Work to complete: In your copy, reproduce the entries exactly as they are, minus the images.

Material shown:
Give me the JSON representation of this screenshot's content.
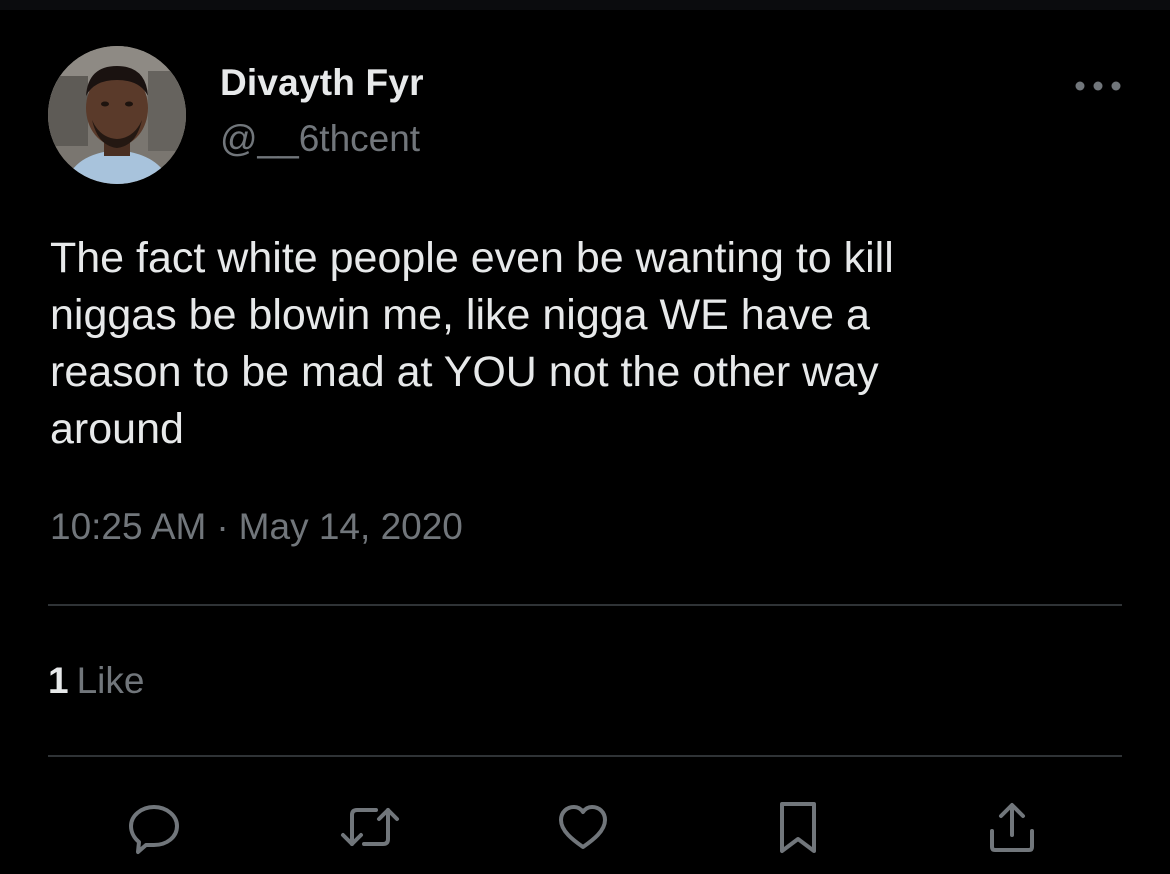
{
  "tweet": {
    "author": {
      "display_name": "Divayth Fyr",
      "handle": "@__6thcent"
    },
    "text": "The fact white people even be wanting to kill\nniggas be blowin me, like nigga WE have a\nreason to be mad at YOU not the other way\naround",
    "time": "10:25 AM",
    "separator": "·",
    "date": "May 14, 2020",
    "stats": {
      "likes_count": "1",
      "likes_label": "Like"
    }
  },
  "icons": {
    "more": "more-horizontal-icon",
    "reply": "reply-bubble-icon",
    "retweet": "retweet-icon",
    "like": "heart-icon",
    "bookmark": "bookmark-icon",
    "share": "share-upload-icon"
  },
  "colors": {
    "background": "#000000",
    "primary_text": "#e7e9ea",
    "secondary_text": "#71767b",
    "divider": "#2f3336"
  }
}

Finished task:
Give me the JSON representation of this screenshot's content.
{
  "tweet": {
    "author": {
      "display_name": "Divayth Fyr",
      "handle": "@__6thcent"
    },
    "text": "The fact white people even be wanting to kill\nniggas be blowin me, like nigga WE have a\nreason to be mad at YOU not the other way\naround",
    "time": "10:25 AM",
    "separator": "·",
    "date": "May 14, 2020",
    "stats": {
      "likes_count": "1",
      "likes_label": "Like"
    }
  },
  "icons": {
    "more": "more-horizontal-icon",
    "reply": "reply-bubble-icon",
    "retweet": "retweet-icon",
    "like": "heart-icon",
    "bookmark": "bookmark-icon",
    "share": "share-upload-icon"
  },
  "colors": {
    "background": "#000000",
    "primary_text": "#e7e9ea",
    "secondary_text": "#71767b",
    "divider": "#2f3336"
  }
}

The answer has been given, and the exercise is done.